Source records
┌──

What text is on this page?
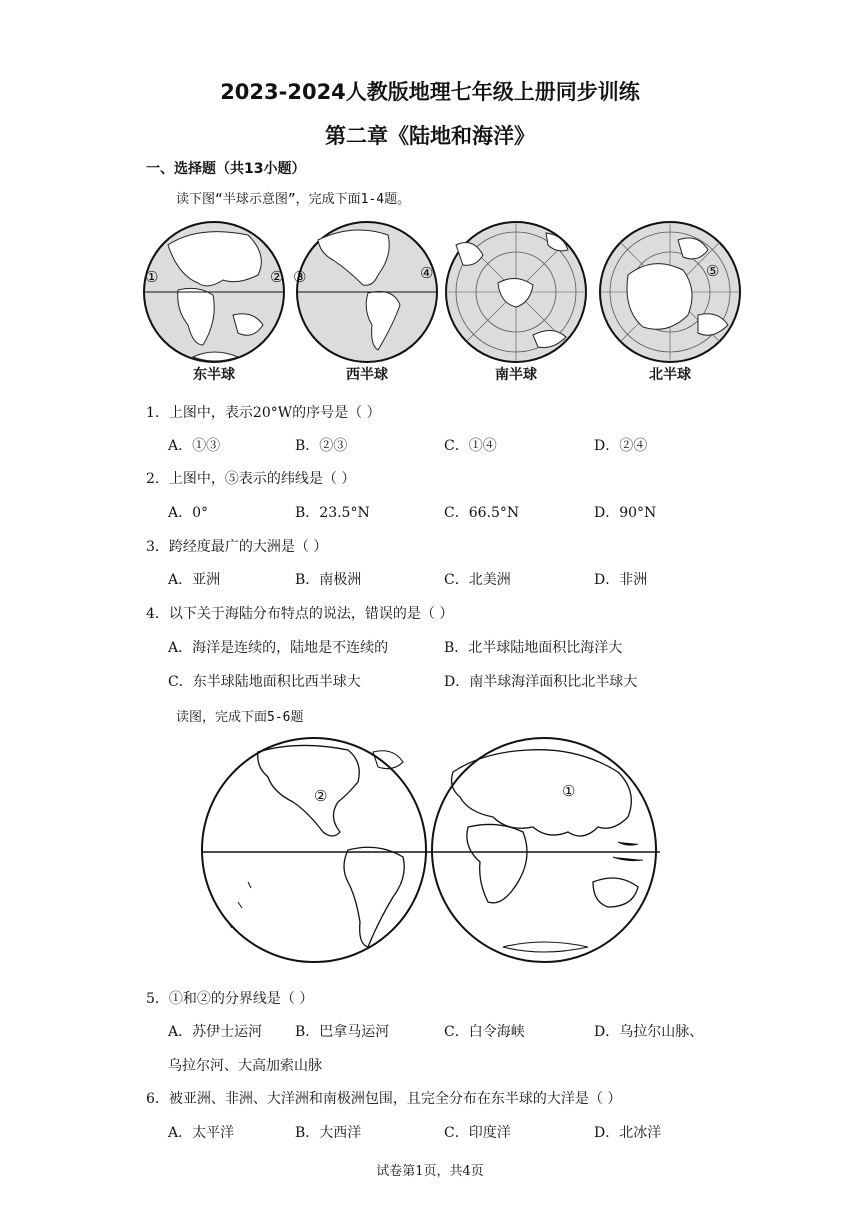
2023-2024人教版地理七年级上册同步训练
第二章《陆地和海洋》
一、选择题（共13小题）
读下图“半球示意图”，完成下面1-4题。
①	② ③	④	⑤
东半球	西半球	南半球	北半球
1．上图中，表示20°W的序号是（ ）
A．①③	B．②③	C．①④	D．②④
2．上图中，⑤表示的纬线是（ ）
A．0°	B．23.5°N	C．66.5°N	D．90°N
3．跨经度最广的大洲是（ ）
A．亚洲	B．南极洲	C．北美洲	D．非洲
4．以下关于海陆分布特点的说法，错误的是（ ）
A．海洋是连续的，陆地是不连续的	B．北半球陆地面积比海洋大
C．东半球陆地面积比西半球大	D．南半球海洋面积比北半球大
读图，完成下面5-6题
②	①
5．①和②的分界线是（ ）
A．苏伊士运河 B．巴拿马运河	C．白令海峡	D．乌拉尔山脉、
乌拉尔河、大高加索山脉
6．被亚洲、非洲、大洋洲和南极洲包围，且完全分布在东半球的大洋是（ ）
A．太平洋	B．大西洋	C．印度洋	D．北冰洋
试卷第1页，共4页
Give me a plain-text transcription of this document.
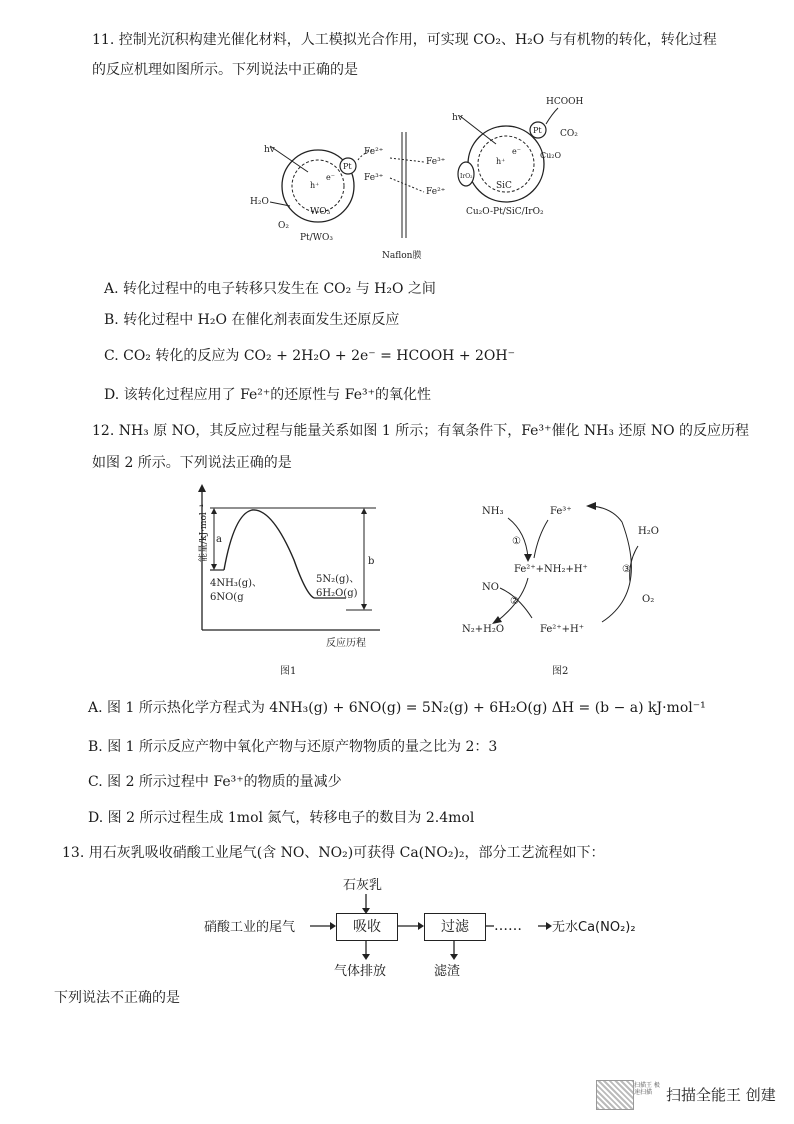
11. 控制光沉积构建光催化材料，人工模拟光合作用，可实现 CO₂、H₂O 与有机物的转化，转化过程
的反应机理如图所示。下列说法中正确的是
Pt
hv
h⁺
e⁻
WO₃
Pt/WO₃
H₂O
O₂
Fe²⁺
Fe³⁺
Naflon膜
Fe³⁺
Fe²⁺
IrO₂
Pt
hv
h⁺
e⁻
SiC
Cu₂O
HCOOH
CO₂
Cu₂O-Pt/SiC/IrO₂
A. 转化过程中的电子转移只发生在 CO₂ 与 H₂O 之间
B. 转化过程中 H₂O 在催化剂表面发生还原反应
C. CO₂ 转化的反应为 CO₂ + 2H₂O + 2e⁻ = HCOOH + 2OH⁻
D. 该转化过程应用了 Fe²⁺的还原性与 Fe³⁺的氧化性
12. NH₃ 原 NO，其反应过程与能量关系如图 1 所示；有氧条件下，Fe³⁺催化 NH₃ 还原 NO 的反应历程
如图 2 所示。下列说法正确的是
能量/kJ·mol⁻¹
反应历程
a
b
4NH₃(g)、
6NO(g
5N₂(g)、
6H₂O(g)
图1
NH₃	Fe³⁺
H₂O
Fe²⁺+NH₂+H⁺
NO
N₂+H₂O	Fe²⁺+H⁺
O₂
①
②
③
图2
A. 图 1 所示热化学方程式为 4NH₃(g) + 6NO(g) = 5N₂(g) + 6H₂O(g) ΔH = (b − a) kJ·mol⁻¹
B. 图 1 所示反应产物中氧化产物与还原产物物质的量之比为 2：3
C. 图 2 所示过程中 Fe³⁺的物质的量减少
D. 图 2 所示过程生成 1mol 氮气，转移电子的数目为 2.4mol
13. 用石灰乳吸收硝酸工业尾气(含 NO、NO₂)可获得 Ca(NO₂)₂，部分工艺流程如下：
石灰乳
硝酸工业的尾气	吸收	过滤	…… 无水Ca(NO₂)₂
气体排放	滤渣
下列说法不正确的是
扫描王 极速扫描 扫描全能王 创建
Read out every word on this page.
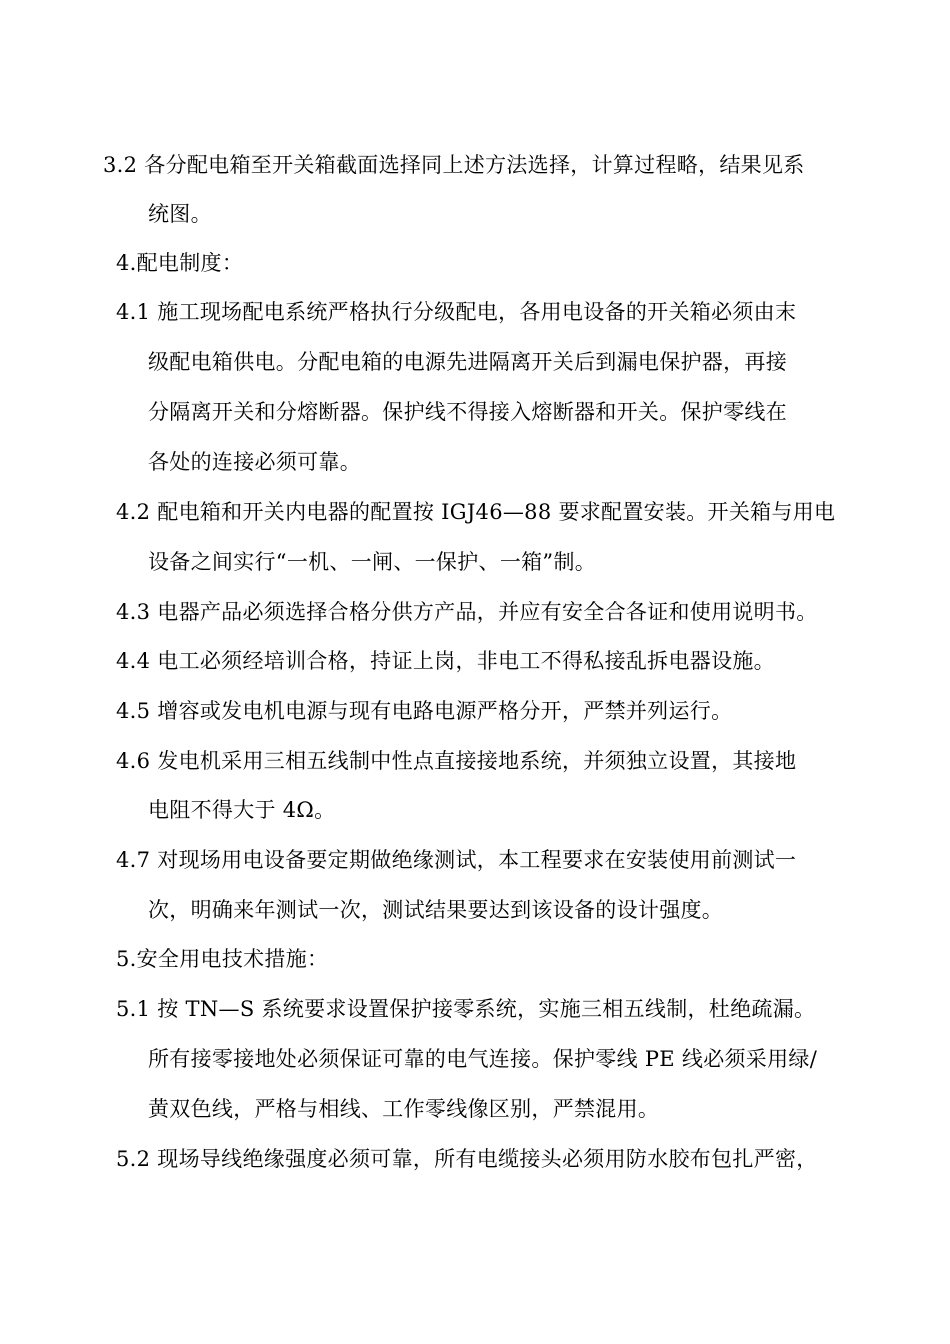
3.2 各分配电箱至开关箱截面选择同上述方法选择，计算过程略，结果见系
统图。
4.配电制度：
4.1 施工现场配电系统严格执行分级配电，各用电设备的开关箱必须由末
级配电箱供电。分配电箱的电源先进隔离开关后到漏电保护器，再接
分隔离开关和分熔断器。保护线不得接入熔断器和开关。保护零线在
各处的连接必须可靠。
4.2 配电箱和开关内电器的配置按 IGJ46—88 要求配置安装。开关箱与用电
设备之间实行“一机、一闸、一保护、一箱”制。
4.3 电器产品必须选择合格分供方产品，并应有安全合各证和使用说明书。
4.4 电工必须经培训合格，持证上岗，非电工不得私接乱拆电器设施。
4.5 增容或发电机电源与现有电路电源严格分开，严禁并列运行。
4.6 发电机采用三相五线制中性点直接接地系统，并须独立设置，其接地
电阻不得大于 4Ω。
4.7 对现场用电设备要定期做绝缘测试，本工程要求在安装使用前测试一
次，明确来年测试一次，测试结果要达到该设备的设计强度。
5.安全用电技术措施：
5.1 按 TN—S 系统要求设置保护接零系统，实施三相五线制，杜绝疏漏。
所有接零接地处必须保证可靠的电气连接。保护零线 PE 线必须采用绿/
黄双色线，严格与相线、工作零线像区别，严禁混用。
5.2 现场导线绝缘强度必须可靠，所有电缆接头必须用防水胶布包扎严密，
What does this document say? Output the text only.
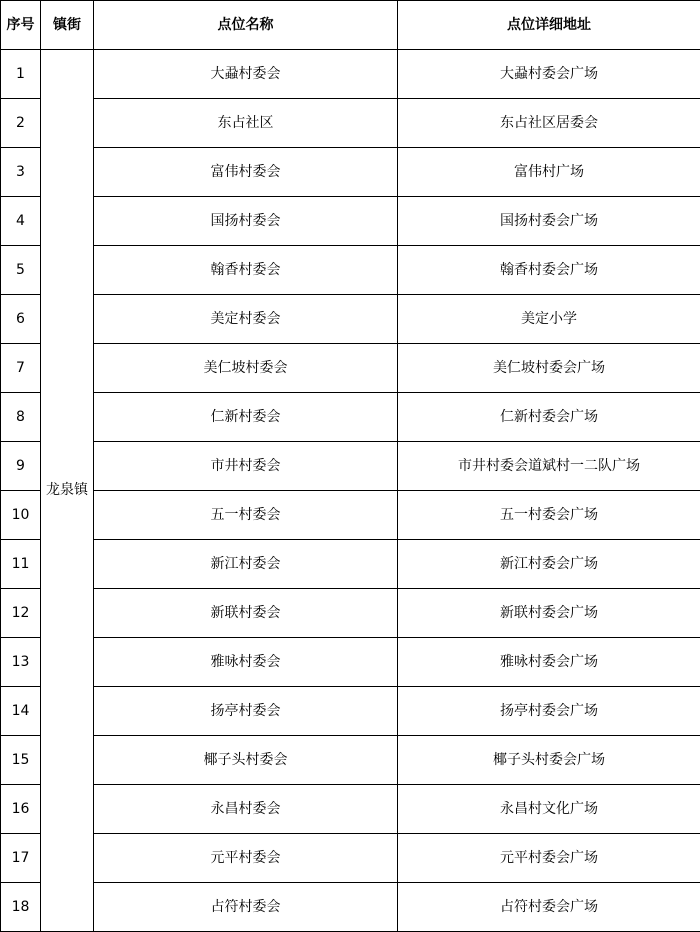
序号	镇街	点位名称	点位详细地址
1	龙泉镇	大蝨村委会	大蝨村委会广场
2		东占社区	东占社区居委会
3		富伟村委会	富伟村广场
4		国扬村委会	国扬村委会广场
5		翰香村委会	翰香村委会广场
6		美定村委会	美定小学
7		美仁坡村委会	美仁坡村委会广场
8		仁新村委会	仁新村委会广场
9		市井村委会	市井村委会道斌村一二队广场
10		五一村委会	五一村委会广场
11		新江村委会	新江村委会广场
12		新联村委会	新联村委会广场
13		雅咏村委会	雅咏村委会广场
14		扬亭村委会	扬亭村委会广场
15		椰子头村委会	椰子头村委会广场
16		永昌村委会	永昌村文化广场
17		元平村委会	元平村委会广场
18		占符村委会	占符村委会广场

└──

Sift the material for lines with the string "page". Copy each one found.

Response
What text is on this page?
Read out every word on this page.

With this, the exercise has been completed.